• **Exercise prompt**
Answer these from the Herbert Grubel biography:
(a) Which electoral district did Grubel represent in the House of Commons?
(b) Whom did he defeat in the 1993 election?
(c) At which university is he professor emeritus of economics?

Herbert Gunter Grubel (born February 26, 1934) is a Canadian professor, economist, writer, and former politician. He represented the electoral district of Capilano—Howe Sound in the House of Commons of Canada from 1993 to 1997. Grubel was born in Frankfurt, Germany.

As a member of the Reform Party, Grubel defeated former federal cabinet minister Mary Collins in the 1993 election, pushing her into third place. He served as the party's finance critic from 1995 to 1997, and was controversial for his outspoken support of Canada moving toward a flat tax system.

Grubel did not run in the 1997 election. As of 2011 he is professor emeritus of economics at Simon Fraser University and senior fellow of the Fraser Institute. He has also worked at the economic faculties of Yale, Stanford, the University of Chicago and the University of Pennsylvania.

• **Dataset section**
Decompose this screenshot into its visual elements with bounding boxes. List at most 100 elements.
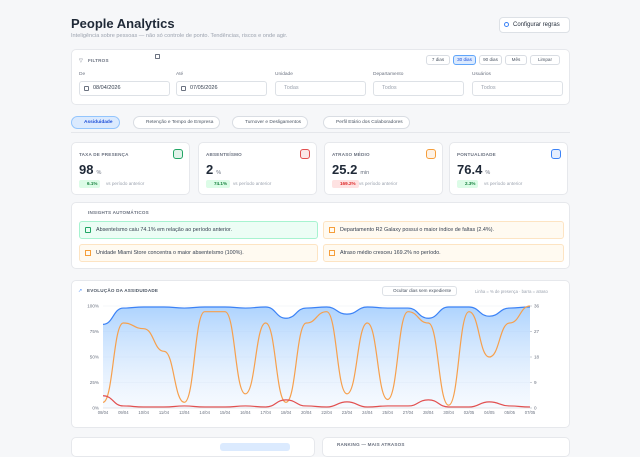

• **Expected output**
(a) Capilano—Howe Sound
(b) Mary Collins, a former federal cabinet minister
(c) Simon Fraser University